What you are asked to do — In the material below, find each line holding the string "company" and copy it.

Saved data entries
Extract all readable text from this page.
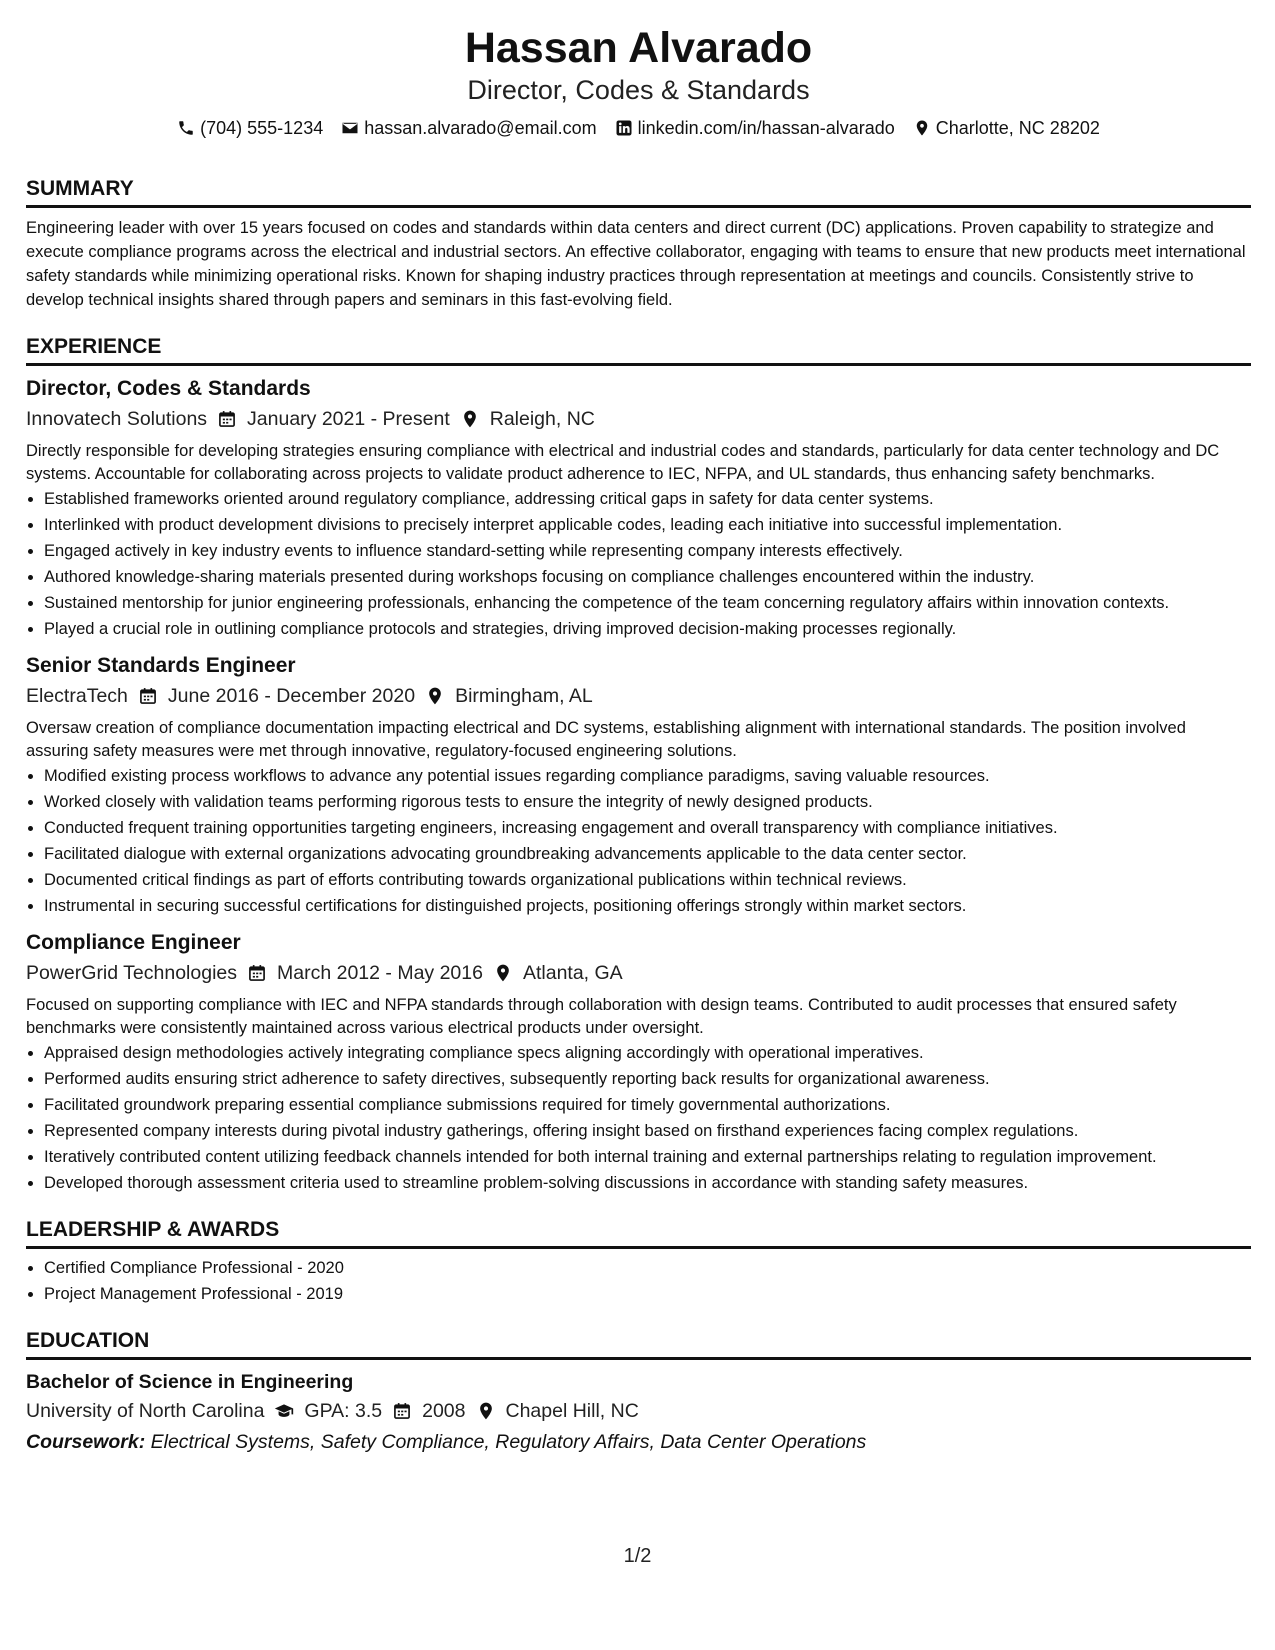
Hassan Alvarado

Director, Codes & Standards

(704) 555-1234 hassan.alvarado@email.com linkedin.com/in/hassan-alvarado Charlotte, NC 28202
SUMMARY

Engineering leader with over 15 years focused on codes and standards within data centers and direct current (DC) applications. Proven capability to strategize and execute compliance programs across the electrical and industrial sectors. An effective collaborator, engaging with teams to ensure that new products meet international safety standards while minimizing operational risks. Known for shaping industry practices through representation at meetings and councils. Consistently strive to develop technical insights shared through papers and seminars in this fast-evolving field.

EXPERIENCE
Director, Codes & Standards
Innovatech Solutions January 2021 - Present Raleigh, NC

Directly responsible for developing strategies ensuring compliance with electrical and industrial codes and standards, particularly for data center technology and DC systems. Accountable for collaborating across projects to validate product adherence to IEC, NFPA, and UL standards, thus enhancing safety benchmarks.

• Established frameworks oriented around regulatory compliance, addressing critical gaps in safety for data center systems.
• Interlinked with product development divisions to precisely interpret applicable codes, leading each initiative into successful implementation.
• Engaged actively in key industry events to influence standard-setting while representing company interests effectively.
• Authored knowledge-sharing materials presented during workshops focusing on compliance challenges encountered within the industry.
• Sustained mentorship for junior engineering professionals, enhancing the competence of the team concerning regulatory affairs within innovation contexts.
• Played a crucial role in outlining compliance protocols and strategies, driving improved decision-making processes regionally.
Senior Standards Engineer
ElectraTech June 2016 - December 2020 Birmingham, AL

Oversaw creation of compliance documentation impacting electrical and DC systems, establishing alignment with international standards. The position involved assuring safety measures were met through innovative, regulatory-focused engineering solutions.

• Modified existing process workflows to advance any potential issues regarding compliance paradigms, saving valuable resources.
• Worked closely with validation teams performing rigorous tests to ensure the integrity of newly designed products.
• Conducted frequent training opportunities targeting engineers, increasing engagement and overall transparency with compliance initiatives.
• Facilitated dialogue with external organizations advocating groundbreaking advancements applicable to the data center sector.
• Documented critical findings as part of efforts contributing towards organizational publications within technical reviews.
• Instrumental in securing successful certifications for distinguished projects, positioning offerings strongly within market sectors.
Compliance Engineer
PowerGrid Technologies March 2012 - May 2016 Atlanta, GA

Focused on supporting compliance with IEC and NFPA standards through collaboration with design teams. Contributed to audit processes that ensured safety benchmarks were consistently maintained across various electrical products under oversight.

• Appraised design methodologies actively integrating compliance specs aligning accordingly with operational imperatives.
• Performed audits ensuring strict adherence to safety directives, subsequently reporting back results for organizational awareness.
• Facilitated groundwork preparing essential compliance submissions required for timely governmental authorizations.
• Represented company interests during pivotal industry gatherings, offering insight based on firsthand experiences facing complex regulations.
• Iteratively contributed content utilizing feedback channels intended for both internal training and external partnerships relating to regulation improvement.
• Developed thorough assessment criteria used to streamline problem-solving discussions in accordance with standing safety measures.
LEADERSHIP & AWARDS
• Certified Compliance Professional - 2020
• Project Management Professional - 2019
EDUCATION
Bachelor of Science in Engineering
University of North Carolina GPA: 3.5 2008 Chapel Hill, NC
Coursework: Electrical Systems, Safety Compliance, Regulatory Affairs, Data Center Operations
1/2
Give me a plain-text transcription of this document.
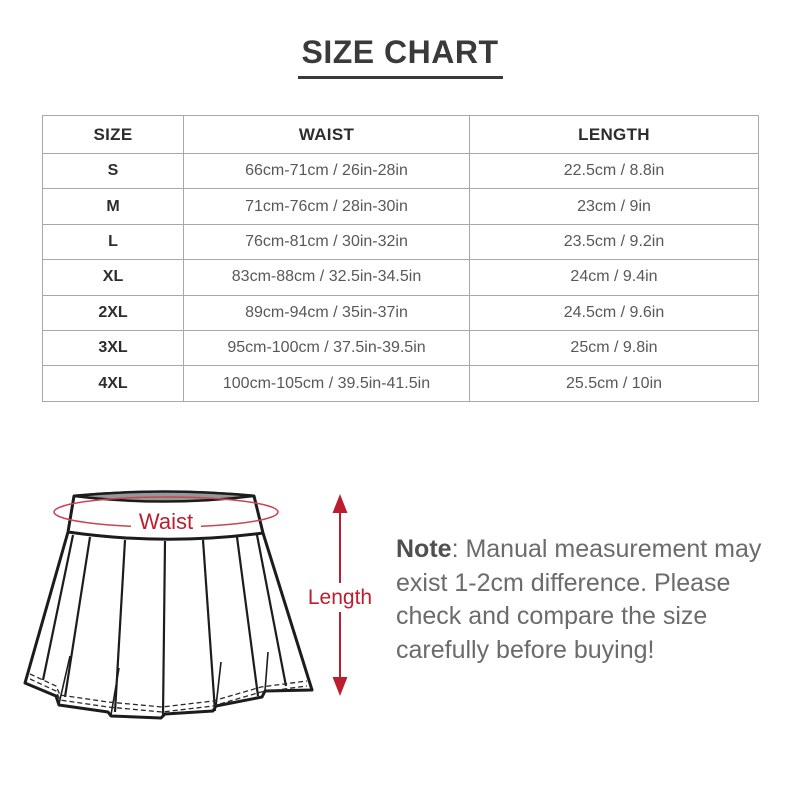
SIZE CHART
SIZE	WAIST	LENGTH
S	66cm-71cm / 26in-28in	22.5cm / 8.8in
M	71cm-76cm / 28in-30in	23cm / 9in
L	76cm-81cm / 30in-32in	23.5cm / 9.2in
XL	83cm-88cm / 32.5in-34.5in	24cm / 9.4in
2XL	89cm-94cm / 35in-37in	24.5cm / 9.6in
3XL	95cm-100cm / 37.5in-39.5in	25cm / 9.8in
4XL	100cm-105cm / 39.5in-41.5in	25.5cm / 10in
Waist
Length
Note: Manual measurement may
exist 1-2cm difference. Please
check and compare the size
carefully before buying!
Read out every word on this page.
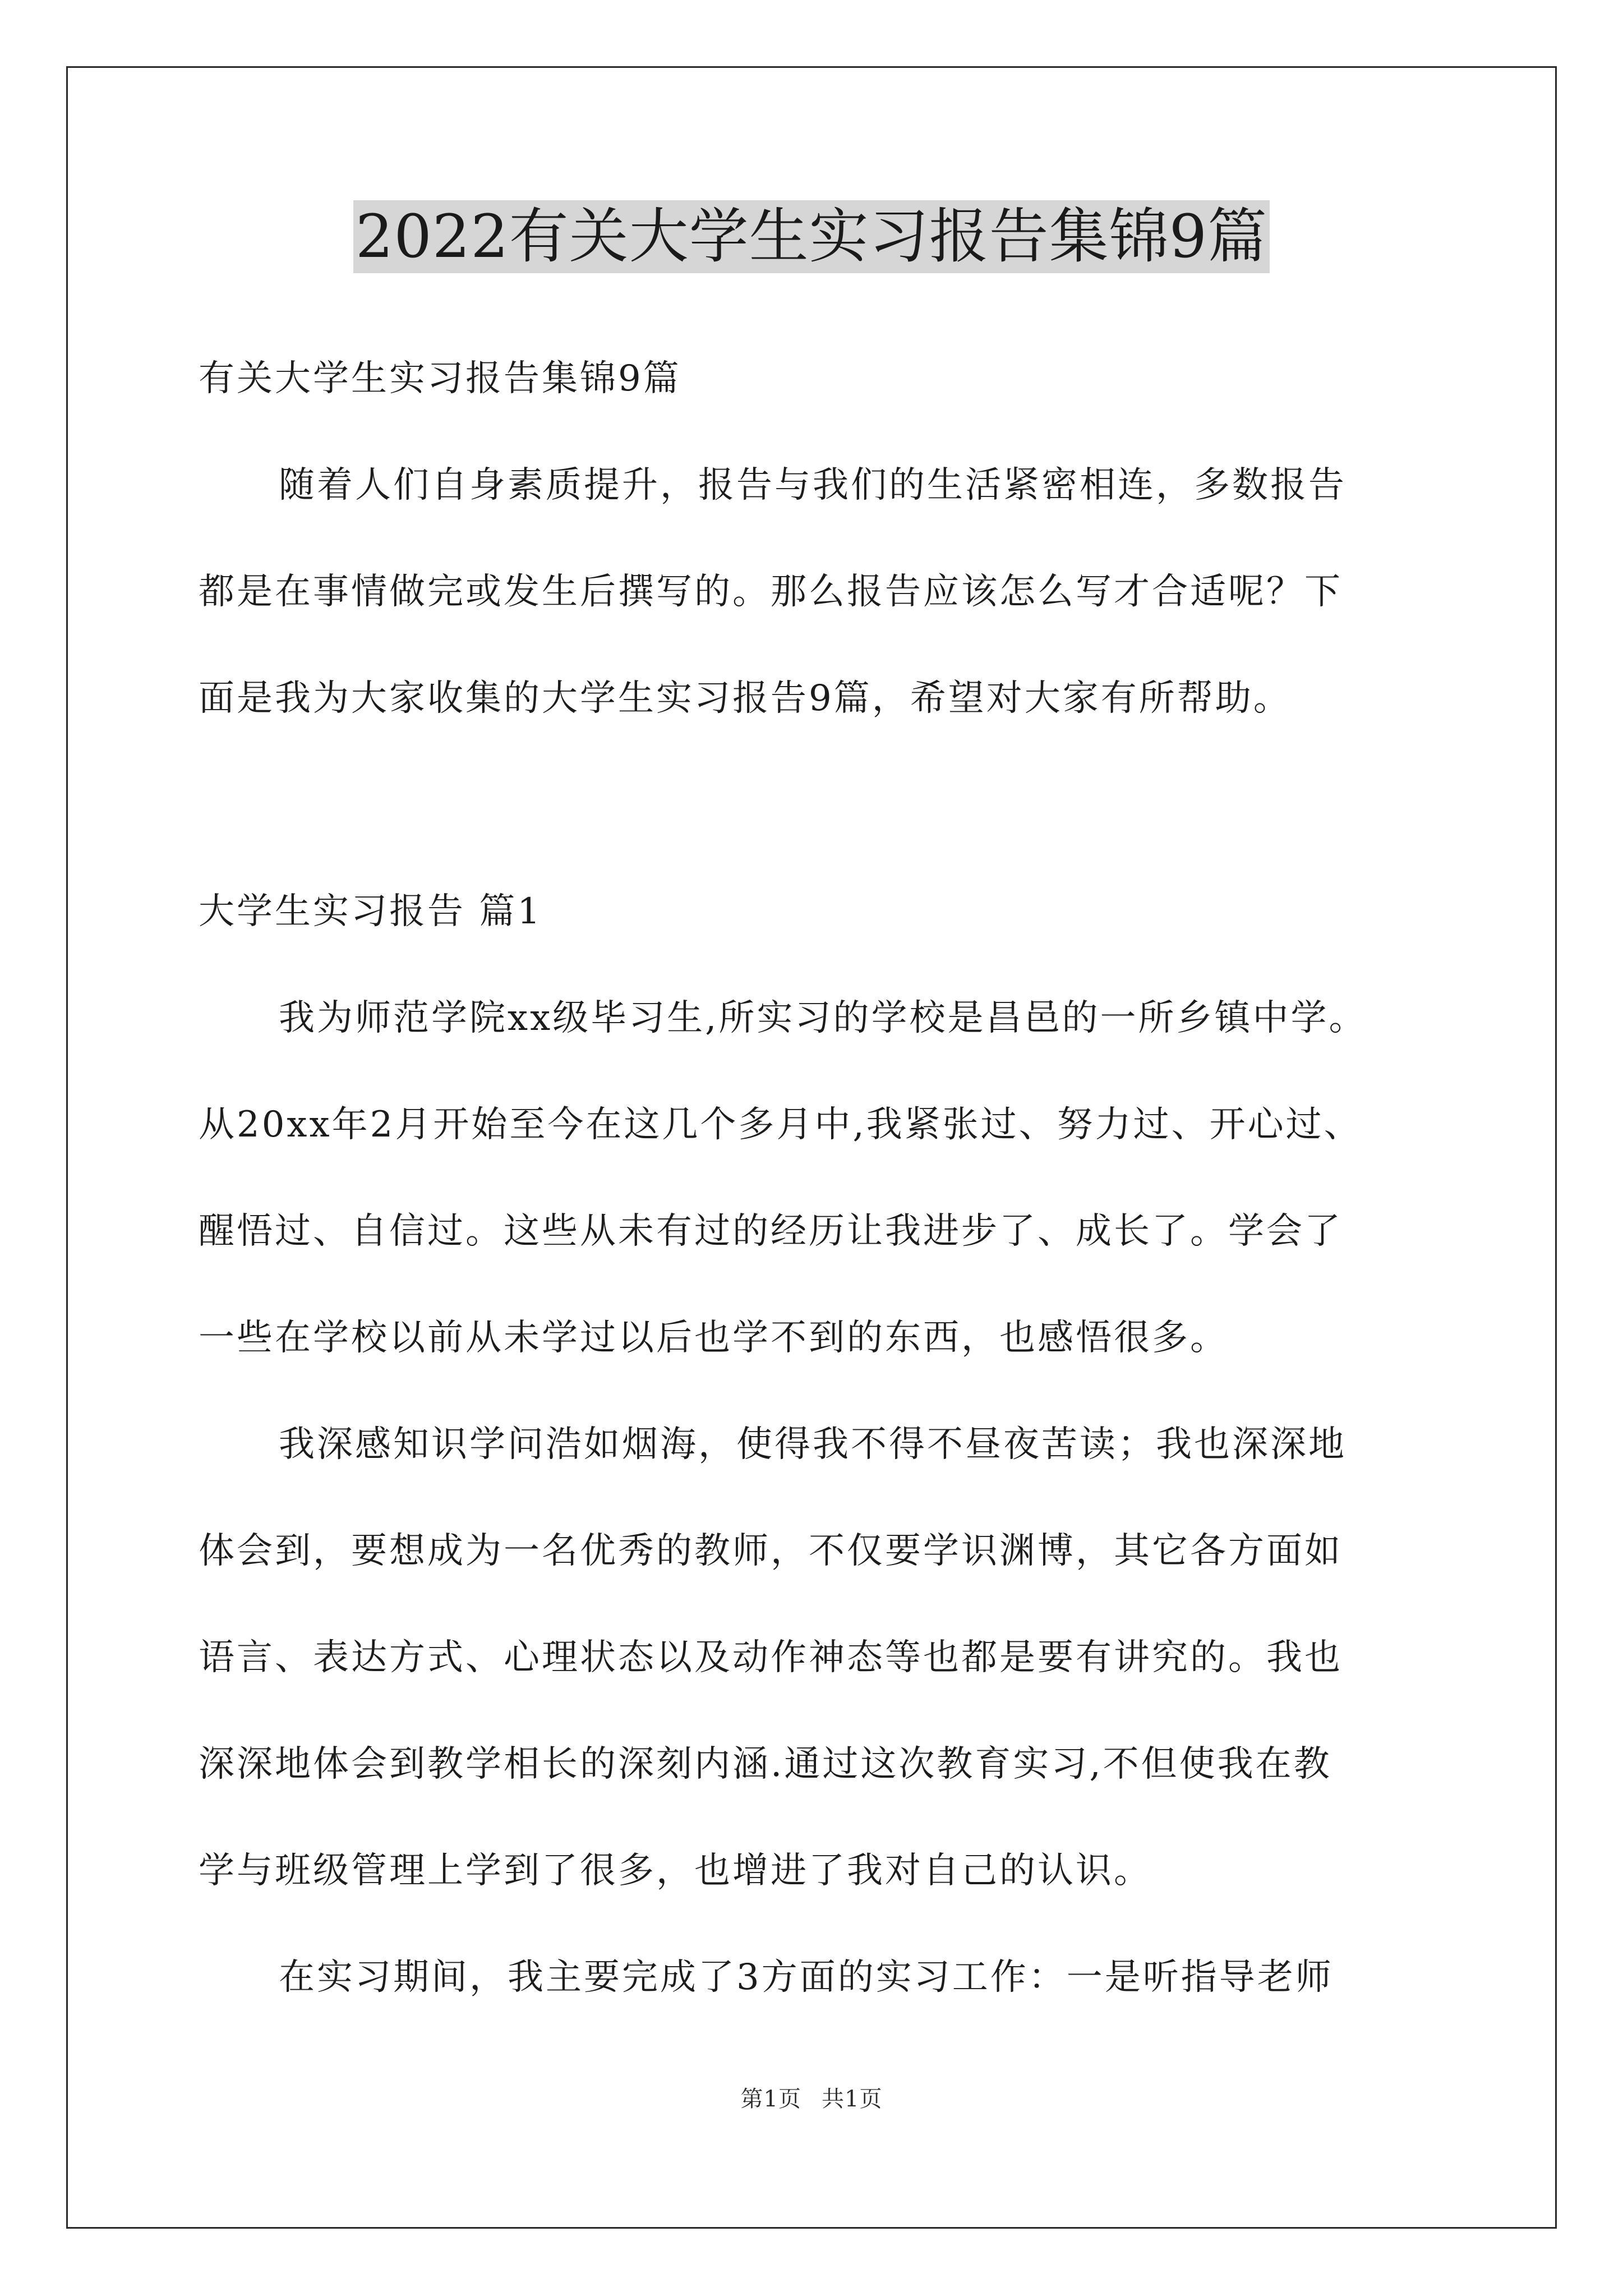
2022有关大学生实习报告集锦9篇
有关大学生实习报告集锦9篇
随着人们自身素质提升，报告与我们的生活紧密相连，多数报告
都是在事情做完或发生后撰写的。那么报告应该怎么写才合适呢？下
面是我为大家收集的大学生实习报告9篇，希望对大家有所帮助。
大学生实习报告 篇1
我为师范学院xx级毕习生,所实习的学校是昌邑的一所乡镇中学。
从20xx年2月开始至今在这几个多月中,我紧张过、努力过、开心过、
醒悟过、自信过。这些从未有过的经历让我进步了、成长了。学会了
一些在学校以前从未学过以后也学不到的东西，也感悟很多。
我深感知识学问浩如烟海，使得我不得不昼夜苦读；我也深深地
体会到，要想成为一名优秀的教师，不仅要学识渊博，其它各方面如
语言、表达方式、心理状态以及动作神态等也都是要有讲究的。我也
深深地体会到教学相长的深刻内涵.通过这次教育实习,不但使我在教
学与班级管理上学到了很多，也增进了我对自己的认识。
在实习期间，我主要完成了3方面的实习工作：一是听指导老师
第1页 共1页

The reply —
• Engaged actively in key industry events to influence standard-setting while representing company interests effectively.
• Represented company interests during pivotal industry gatherings, offering insight based on firsthand experiences facing complex regulations.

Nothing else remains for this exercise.